→ Set task
Go through the records and extract every line with the word "value".
--*--
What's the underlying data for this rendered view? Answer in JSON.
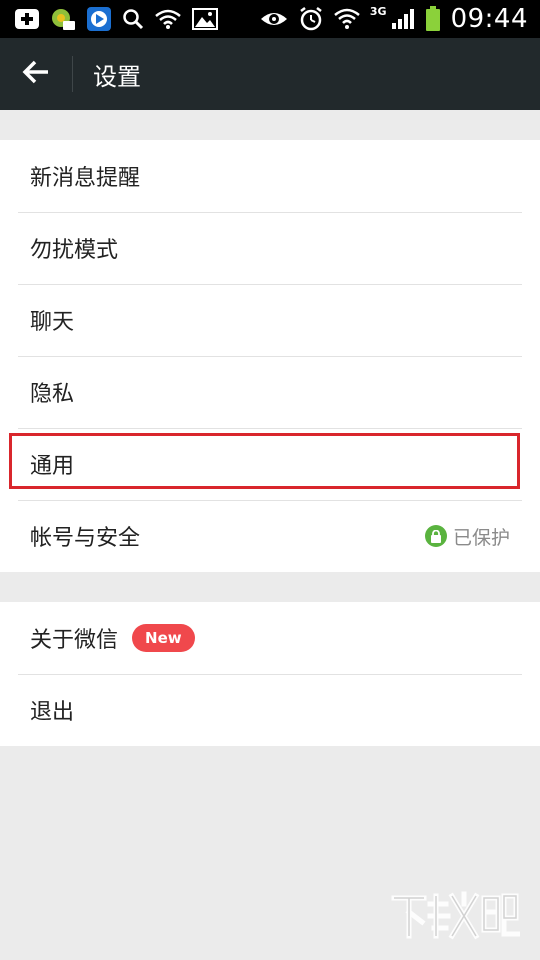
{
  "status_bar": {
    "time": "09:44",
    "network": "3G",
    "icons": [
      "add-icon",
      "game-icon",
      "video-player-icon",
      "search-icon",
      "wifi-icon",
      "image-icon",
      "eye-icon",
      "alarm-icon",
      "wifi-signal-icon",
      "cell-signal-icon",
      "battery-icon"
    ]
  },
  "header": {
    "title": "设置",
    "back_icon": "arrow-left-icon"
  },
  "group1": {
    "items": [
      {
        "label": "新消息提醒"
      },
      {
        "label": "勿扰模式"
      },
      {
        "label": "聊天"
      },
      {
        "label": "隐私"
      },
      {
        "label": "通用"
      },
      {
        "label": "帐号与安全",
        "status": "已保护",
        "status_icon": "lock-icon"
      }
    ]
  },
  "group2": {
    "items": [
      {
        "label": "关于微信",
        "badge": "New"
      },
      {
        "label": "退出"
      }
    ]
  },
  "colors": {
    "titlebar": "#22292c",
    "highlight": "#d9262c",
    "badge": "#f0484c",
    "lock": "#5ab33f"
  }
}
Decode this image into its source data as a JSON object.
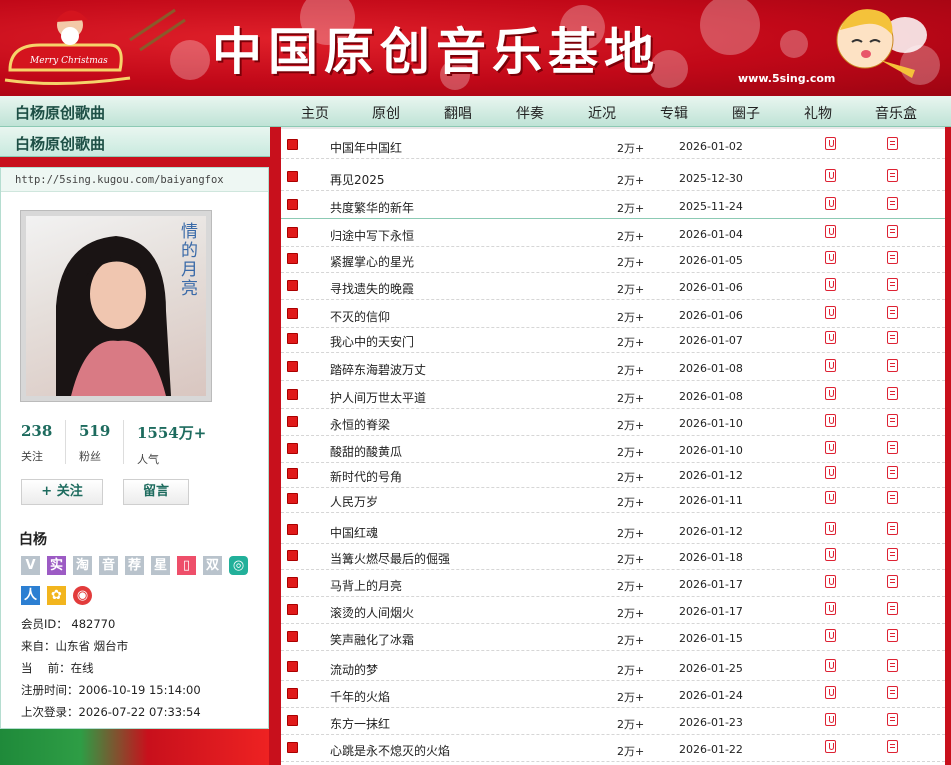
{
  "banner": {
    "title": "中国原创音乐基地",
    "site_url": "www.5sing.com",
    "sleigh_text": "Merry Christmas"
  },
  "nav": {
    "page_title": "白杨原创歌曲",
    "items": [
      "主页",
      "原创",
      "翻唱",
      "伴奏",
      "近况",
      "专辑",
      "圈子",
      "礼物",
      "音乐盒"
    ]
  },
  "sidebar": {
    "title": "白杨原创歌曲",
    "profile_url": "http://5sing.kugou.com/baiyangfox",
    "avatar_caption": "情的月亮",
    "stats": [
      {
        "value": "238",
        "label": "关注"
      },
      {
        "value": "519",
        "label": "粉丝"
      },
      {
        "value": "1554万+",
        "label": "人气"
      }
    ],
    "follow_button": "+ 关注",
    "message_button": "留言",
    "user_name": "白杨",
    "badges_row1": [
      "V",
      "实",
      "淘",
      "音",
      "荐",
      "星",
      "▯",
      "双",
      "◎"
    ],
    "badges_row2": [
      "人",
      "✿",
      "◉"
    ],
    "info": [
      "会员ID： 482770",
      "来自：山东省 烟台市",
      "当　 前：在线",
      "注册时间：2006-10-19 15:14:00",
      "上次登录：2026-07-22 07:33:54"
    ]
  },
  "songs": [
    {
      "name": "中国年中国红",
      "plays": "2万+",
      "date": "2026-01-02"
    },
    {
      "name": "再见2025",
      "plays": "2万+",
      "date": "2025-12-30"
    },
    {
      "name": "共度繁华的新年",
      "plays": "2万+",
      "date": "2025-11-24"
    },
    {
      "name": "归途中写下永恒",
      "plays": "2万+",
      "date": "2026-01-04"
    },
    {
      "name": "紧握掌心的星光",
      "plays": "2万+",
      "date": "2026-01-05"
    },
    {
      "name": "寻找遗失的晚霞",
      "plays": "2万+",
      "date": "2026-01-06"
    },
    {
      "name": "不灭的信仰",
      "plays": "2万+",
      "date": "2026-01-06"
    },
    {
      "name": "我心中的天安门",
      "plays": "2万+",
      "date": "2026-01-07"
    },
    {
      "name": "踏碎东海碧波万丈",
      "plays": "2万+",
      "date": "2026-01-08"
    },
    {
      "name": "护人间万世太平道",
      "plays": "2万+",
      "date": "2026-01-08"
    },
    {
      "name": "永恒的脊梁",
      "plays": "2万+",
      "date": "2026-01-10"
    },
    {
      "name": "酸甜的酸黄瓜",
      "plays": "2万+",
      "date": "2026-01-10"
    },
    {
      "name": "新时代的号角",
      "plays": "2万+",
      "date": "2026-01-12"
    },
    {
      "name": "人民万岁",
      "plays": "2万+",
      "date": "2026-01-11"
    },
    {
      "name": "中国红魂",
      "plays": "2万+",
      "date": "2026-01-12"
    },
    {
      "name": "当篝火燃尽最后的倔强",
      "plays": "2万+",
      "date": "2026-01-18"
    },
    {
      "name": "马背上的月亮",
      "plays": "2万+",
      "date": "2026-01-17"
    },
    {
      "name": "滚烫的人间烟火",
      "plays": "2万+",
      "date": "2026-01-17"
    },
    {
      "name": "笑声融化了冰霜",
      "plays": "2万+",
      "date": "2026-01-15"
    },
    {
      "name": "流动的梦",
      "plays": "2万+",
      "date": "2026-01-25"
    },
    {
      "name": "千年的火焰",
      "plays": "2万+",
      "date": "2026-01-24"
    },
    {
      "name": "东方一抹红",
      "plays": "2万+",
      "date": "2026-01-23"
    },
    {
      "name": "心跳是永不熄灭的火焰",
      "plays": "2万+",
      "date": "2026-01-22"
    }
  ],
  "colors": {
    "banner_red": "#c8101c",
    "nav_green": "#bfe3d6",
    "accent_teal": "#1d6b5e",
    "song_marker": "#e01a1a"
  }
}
--*--
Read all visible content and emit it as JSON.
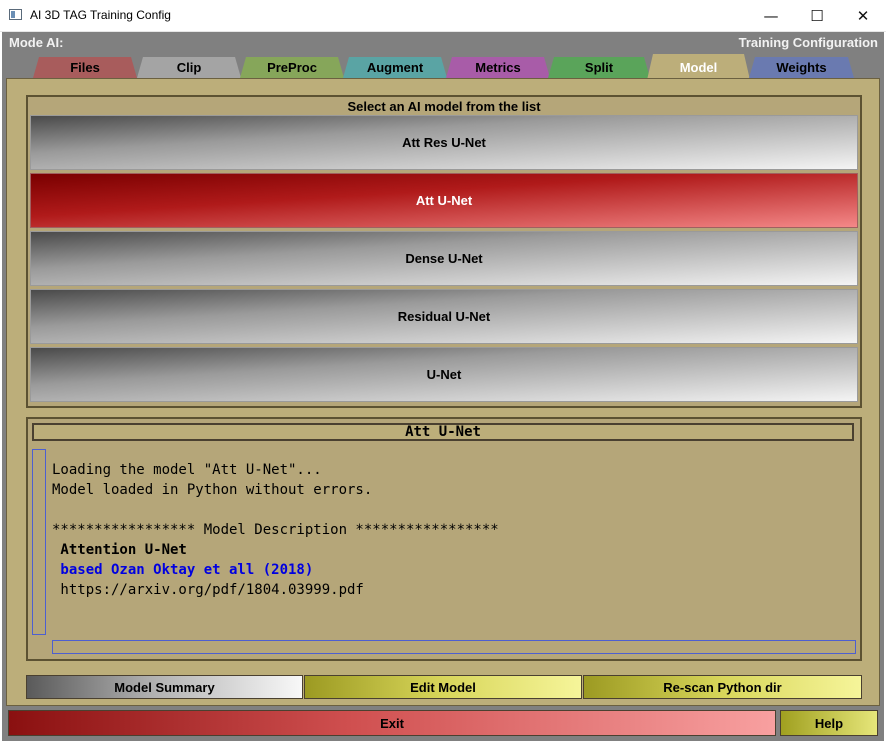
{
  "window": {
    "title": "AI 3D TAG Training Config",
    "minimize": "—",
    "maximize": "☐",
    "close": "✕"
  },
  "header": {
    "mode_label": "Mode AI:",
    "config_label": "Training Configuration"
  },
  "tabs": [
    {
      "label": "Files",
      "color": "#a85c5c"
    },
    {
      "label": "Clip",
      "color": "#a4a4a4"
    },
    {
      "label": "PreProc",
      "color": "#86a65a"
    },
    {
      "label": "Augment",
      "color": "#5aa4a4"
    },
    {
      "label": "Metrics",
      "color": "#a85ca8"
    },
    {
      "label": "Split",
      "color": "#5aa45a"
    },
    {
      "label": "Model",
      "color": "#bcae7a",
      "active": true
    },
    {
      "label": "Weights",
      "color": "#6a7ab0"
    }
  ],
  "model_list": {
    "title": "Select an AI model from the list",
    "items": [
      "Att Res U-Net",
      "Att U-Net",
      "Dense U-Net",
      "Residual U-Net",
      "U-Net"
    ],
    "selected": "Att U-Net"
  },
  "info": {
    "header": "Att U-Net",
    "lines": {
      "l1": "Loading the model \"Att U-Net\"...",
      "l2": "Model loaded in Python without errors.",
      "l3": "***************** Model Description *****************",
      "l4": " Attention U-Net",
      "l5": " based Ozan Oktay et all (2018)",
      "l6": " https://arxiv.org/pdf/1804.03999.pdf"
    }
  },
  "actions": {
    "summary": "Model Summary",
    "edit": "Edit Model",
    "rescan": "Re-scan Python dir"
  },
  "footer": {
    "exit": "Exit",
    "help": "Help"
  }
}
--*--
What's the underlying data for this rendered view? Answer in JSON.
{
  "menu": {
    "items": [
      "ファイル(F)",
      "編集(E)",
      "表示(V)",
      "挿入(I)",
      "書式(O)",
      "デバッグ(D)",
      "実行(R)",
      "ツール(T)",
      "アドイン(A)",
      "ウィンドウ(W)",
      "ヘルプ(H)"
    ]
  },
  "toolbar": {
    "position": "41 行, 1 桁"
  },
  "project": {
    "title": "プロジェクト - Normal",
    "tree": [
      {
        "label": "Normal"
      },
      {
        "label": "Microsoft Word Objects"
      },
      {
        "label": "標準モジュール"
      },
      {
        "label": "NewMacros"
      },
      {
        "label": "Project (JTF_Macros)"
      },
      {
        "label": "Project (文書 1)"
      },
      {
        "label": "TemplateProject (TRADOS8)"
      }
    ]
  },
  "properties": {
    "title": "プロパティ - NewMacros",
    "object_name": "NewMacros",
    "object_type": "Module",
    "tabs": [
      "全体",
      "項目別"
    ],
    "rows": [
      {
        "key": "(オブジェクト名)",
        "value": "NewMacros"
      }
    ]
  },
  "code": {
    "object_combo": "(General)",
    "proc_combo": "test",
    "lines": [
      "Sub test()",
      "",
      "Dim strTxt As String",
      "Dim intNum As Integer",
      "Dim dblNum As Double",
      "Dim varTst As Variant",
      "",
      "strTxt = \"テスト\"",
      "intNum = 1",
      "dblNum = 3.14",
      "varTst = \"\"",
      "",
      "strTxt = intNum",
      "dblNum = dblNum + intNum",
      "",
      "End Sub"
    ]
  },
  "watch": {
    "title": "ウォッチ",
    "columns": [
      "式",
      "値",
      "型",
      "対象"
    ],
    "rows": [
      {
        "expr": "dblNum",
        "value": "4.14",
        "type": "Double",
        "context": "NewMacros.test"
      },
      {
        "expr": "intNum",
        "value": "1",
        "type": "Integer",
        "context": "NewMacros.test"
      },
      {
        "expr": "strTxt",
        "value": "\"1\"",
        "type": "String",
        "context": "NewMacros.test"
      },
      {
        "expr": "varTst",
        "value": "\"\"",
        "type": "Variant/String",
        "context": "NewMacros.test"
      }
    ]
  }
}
--*--
→ Exercise output
        "value": "238",
        "value": "519",
        "value": "1554万+",
        "value": "NewMacros"
        "value": "4.14",
        "value": "1",
        "value": "\"1\"",
        "value": "\"\"",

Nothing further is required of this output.